▶ _Your instructions_: Filter out everything except lines holding "JSON".

• • • • • • •

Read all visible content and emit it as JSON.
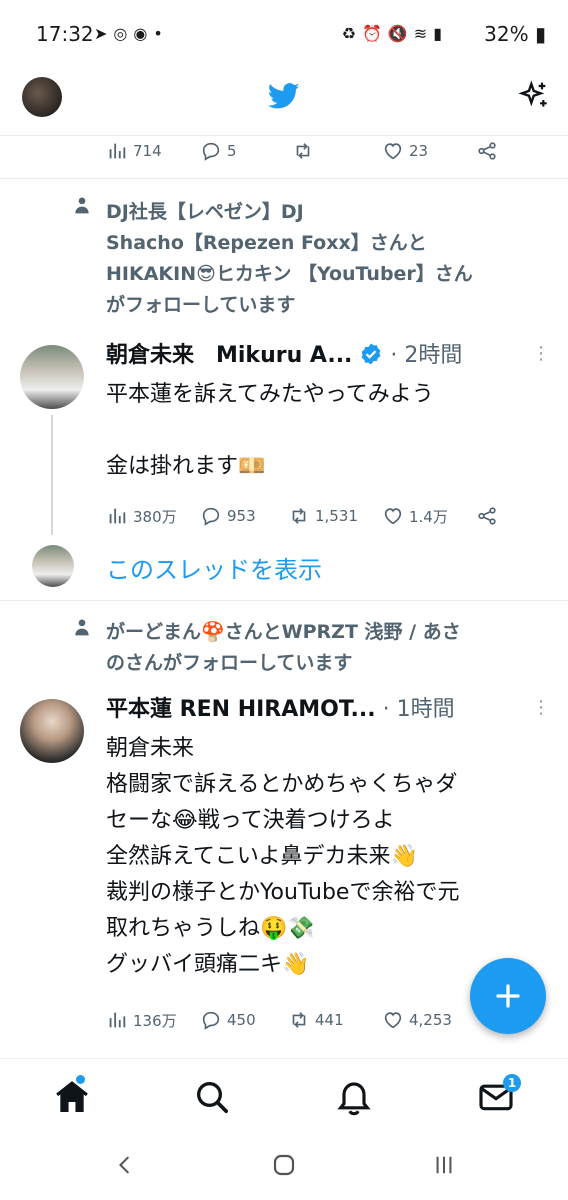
{
  "status_bar": {
    "time": "17:32",
    "left_icons": [
      "navigation-icon",
      "instagram-icon",
      "chrome-icon",
      "dot-icon"
    ],
    "right_icons": [
      "battery-saver-icon",
      "alarm-icon",
      "mute-icon",
      "wifi-icon",
      "signal-icon"
    ],
    "battery": "32%"
  },
  "header": {
    "logo": "twitter-bird-icon",
    "right_icon": "sparkle-icon"
  },
  "prev_tweet_actions": {
    "views": "714",
    "replies": "5",
    "retweets": "",
    "likes": "23"
  },
  "tweets": [
    {
      "social_context": "DJ社長【レペゼン】DJ Shacho【Repezen Foxx】さんとHIKAKIN😎ヒカキン【YouTuber】さんがフォローしています",
      "context_lines": [
        "DJ社長【レペゼン】DJ",
        "Shacho【Repezen Foxx】さんと",
        "HIKAKIN😎ヒカキン 【YouTuber】さん",
        "がフォローしています"
      ],
      "author": "朝倉未来　Mikuru A...",
      "verified": true,
      "time": "· 2時間",
      "text_lines": [
        "平本蓮を訴えてみたやってみよう",
        "",
        "金は掛れます💴"
      ],
      "views": "380万",
      "replies": "953",
      "retweets": "1,531",
      "likes": "1.4万",
      "show_thread": "このスレッドを表示"
    },
    {
      "context_lines": [
        "がーどまん🍄さんとWPRZT 浅野 / あさ",
        "のさんがフォローしています"
      ],
      "author": "平本蓮 REN HIRAMOT...",
      "time": "· 1時間",
      "text_lines": [
        "朝倉未来",
        "格闘家で訴えるとかめちゃくちゃダ",
        "セーな😂戦って決着つけろよ",
        "全然訴えてこいよ鼻デカ未来👋",
        "裁判の様子とかYouTubeで余裕で元",
        "取れちゃうしね🤑💸",
        "グッバイ頭痛二キ👋"
      ],
      "views": "136万",
      "replies": "450",
      "retweets": "441",
      "likes": "4,253"
    }
  ],
  "fab": {
    "icon": "plus-icon"
  },
  "bottom_nav": {
    "items": [
      "home-icon",
      "search-icon",
      "notifications-icon",
      "messages-icon"
    ],
    "messages_badge": "1"
  },
  "system_nav": [
    "back-icon",
    "home-circle-icon",
    "recents-icon"
  ],
  "colors": {
    "accent": "#1d9bf0",
    "secondary_text": "#536471"
  }
}
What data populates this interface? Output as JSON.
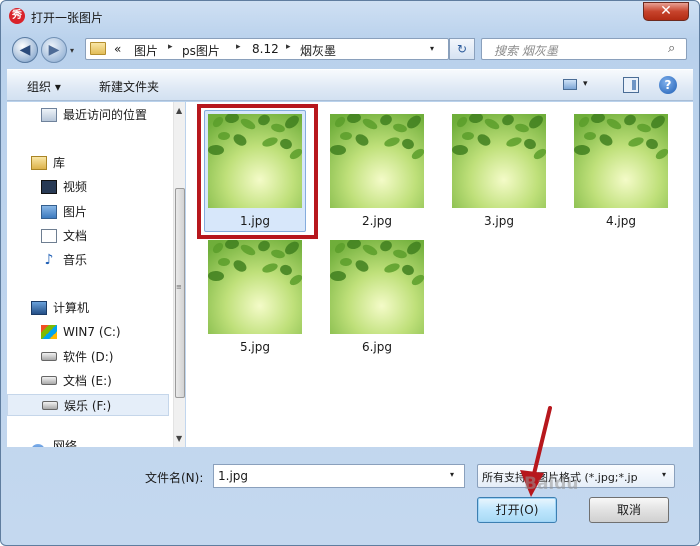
{
  "window": {
    "title": "打开一张图片",
    "close_glyph": "✕",
    "app_icon_glyph": "秀"
  },
  "nav": {
    "back_glyph": "◀",
    "forward_glyph": "▶",
    "recent_glyph": "▾",
    "address": {
      "overflow": "«",
      "crumbs": [
        "图片",
        "ps图片",
        "8.12",
        "烟灰墨"
      ],
      "separator": "▸",
      "drop_glyph": "▾"
    },
    "refresh_glyph": "↻",
    "search": {
      "placeholder": "搜索 烟灰墨",
      "icon": "search-icon",
      "glyph": "⌕"
    }
  },
  "toolbar": {
    "organize_label": "组织 ▾",
    "new_folder_label": "新建文件夹",
    "view_dd": "▾",
    "help_glyph": "?"
  },
  "sidebar": {
    "items": [
      {
        "label": "最近访问的位置",
        "icon": "recent-places-icon"
      },
      {
        "label": "库",
        "icon": "library-icon"
      },
      {
        "label": "视频",
        "icon": "video-icon"
      },
      {
        "label": "图片",
        "icon": "pictures-icon"
      },
      {
        "label": "文档",
        "icon": "documents-icon"
      },
      {
        "label": "音乐",
        "icon": "music-icon",
        "glyph": "♪"
      },
      {
        "label": "计算机",
        "icon": "computer-icon"
      },
      {
        "label": "WIN7 (C:)",
        "icon": "windows-drive-icon"
      },
      {
        "label": "软件 (D:)",
        "icon": "drive-icon"
      },
      {
        "label": "文档 (E:)",
        "icon": "drive-icon"
      },
      {
        "label": "娱乐 (F:)",
        "icon": "drive-icon",
        "selected": true
      },
      {
        "label": "网络",
        "icon": "network-icon"
      }
    ],
    "scroll_up": "▲",
    "scroll_down": "▼",
    "grip": "≡"
  },
  "files": [
    {
      "name": "1.jpg",
      "selected": true
    },
    {
      "name": "2.jpg"
    },
    {
      "name": "3.jpg"
    },
    {
      "name": "4.jpg"
    },
    {
      "name": "5.jpg"
    },
    {
      "name": "6.jpg"
    }
  ],
  "footer": {
    "filename_label": "文件名(N):",
    "filename_value": "1.jpg",
    "filename_dd": "▾",
    "filter_value": "所有支持的图片格式 (*.jpg;*.jp",
    "filter_dd": "▾",
    "open_label": "打开(O)",
    "cancel_label": "取消"
  },
  "watermark": "Baidu",
  "colors": {
    "highlight_box": "#b7171d",
    "annotation_arrow": "#b7171d",
    "selection": "#d7e7fa"
  }
}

• • • • • • •

▶ _Written reply_:
Read all visible content and emit it as JSON.
What data populates this interface? Output as JSON.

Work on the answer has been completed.